_WORK TO COMPLETE_:
Print all the entries verbatim.

_RECORDS_:
......

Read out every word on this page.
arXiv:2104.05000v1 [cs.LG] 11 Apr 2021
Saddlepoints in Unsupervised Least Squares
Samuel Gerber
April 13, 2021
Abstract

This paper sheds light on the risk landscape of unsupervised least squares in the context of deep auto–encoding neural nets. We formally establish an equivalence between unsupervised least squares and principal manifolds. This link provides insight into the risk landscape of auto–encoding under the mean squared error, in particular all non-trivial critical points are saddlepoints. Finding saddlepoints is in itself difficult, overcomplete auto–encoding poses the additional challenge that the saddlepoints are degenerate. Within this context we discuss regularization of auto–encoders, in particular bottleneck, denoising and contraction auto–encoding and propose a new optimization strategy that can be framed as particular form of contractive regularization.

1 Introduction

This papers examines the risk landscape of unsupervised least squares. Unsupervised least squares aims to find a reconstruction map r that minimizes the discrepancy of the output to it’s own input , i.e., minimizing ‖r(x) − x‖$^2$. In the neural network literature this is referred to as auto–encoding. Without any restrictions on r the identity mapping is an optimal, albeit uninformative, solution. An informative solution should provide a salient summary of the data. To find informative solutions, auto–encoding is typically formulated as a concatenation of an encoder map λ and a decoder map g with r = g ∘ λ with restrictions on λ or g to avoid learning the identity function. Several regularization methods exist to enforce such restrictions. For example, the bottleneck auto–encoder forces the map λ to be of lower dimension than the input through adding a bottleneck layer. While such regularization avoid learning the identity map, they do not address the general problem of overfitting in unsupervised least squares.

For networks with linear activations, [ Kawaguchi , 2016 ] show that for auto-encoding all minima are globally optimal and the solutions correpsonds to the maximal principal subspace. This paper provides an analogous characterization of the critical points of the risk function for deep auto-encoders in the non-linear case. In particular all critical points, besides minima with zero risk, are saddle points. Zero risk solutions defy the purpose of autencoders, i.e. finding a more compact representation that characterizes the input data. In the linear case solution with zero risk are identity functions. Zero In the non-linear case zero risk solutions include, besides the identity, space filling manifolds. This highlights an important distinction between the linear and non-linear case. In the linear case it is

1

......

_OUTPUT FOR THIS TASK_:
Read out every word on this page.
arXiv:2104.05000v1 [cs.LG] 11 Apr 2021
Saddlepoints in Unsupervised Least Squares
Samuel Gerber
April 13, 2021
Abstract

This paper sheds light on the risk landscape of unsupervised least squares in the context of deep auto–encoding neural nets. We formally establish an equivalence between unsupervised least squares and principal manifolds. This link provides insight into the risk landscape of auto–encoding under the mean squared error, in particular all non-trivial critical points are saddlepoints. Finding saddlepoints is in itself difficult, overcomplete auto–encoding poses the additional challenge that the saddlepoints are degenerate. Within this context we discuss regularization of auto–encoders, in particular bottleneck, denoising and contraction auto–encoding and propose a new optimization strategy that can be framed as particular form of contractive regularization.

1 Introduction

This papers examines the risk landscape of unsupervised least squares. Unsupervised least squares aims to find a reconstruction map r that minimizes the discrepancy of the output to it’s own input , i.e., minimizing ‖r(x) − x‖$^2$. In the neural network literature this is referred to as auto–encoding. Without any restrictions on r the identity mapping is an optimal, albeit uninformative, solution. An informative solution should provide a salient summary of the data. To find informative solutions, auto–encoding is typically formulated as a concatenation of an encoder map λ and a decoder map g with r = g ∘ λ with restrictions on λ or g to avoid learning the identity function. Several regularization methods exist to enforce such restrictions. For example, the bottleneck auto–encoder forces the map λ to be of lower dimension than the input through adding a bottleneck layer. While such regularization avoid learning the identity map, they do not address the general problem of overfitting in unsupervised least squares.

For networks with linear activations, [ Kawaguchi , 2016 ] show that for auto-encoding all minima are globally optimal and the solutions correpsonds to the maximal principal subspace. This paper provides an analogous characterization of the critical points of the risk function for deep auto-encoders in the non-linear case. In particular all critical points, besides minima with zero risk, are saddle points. Zero risk solutions defy the purpose of autencoders, i.e. finding a more compact representation that characterizes the input data. In the linear case solution with zero risk are identity functions. Zero In the non-linear case zero risk solutions include, besides the identity, space filling manifolds. This highlights an important distinction between the linear and non-linear case. In the linear case it is

1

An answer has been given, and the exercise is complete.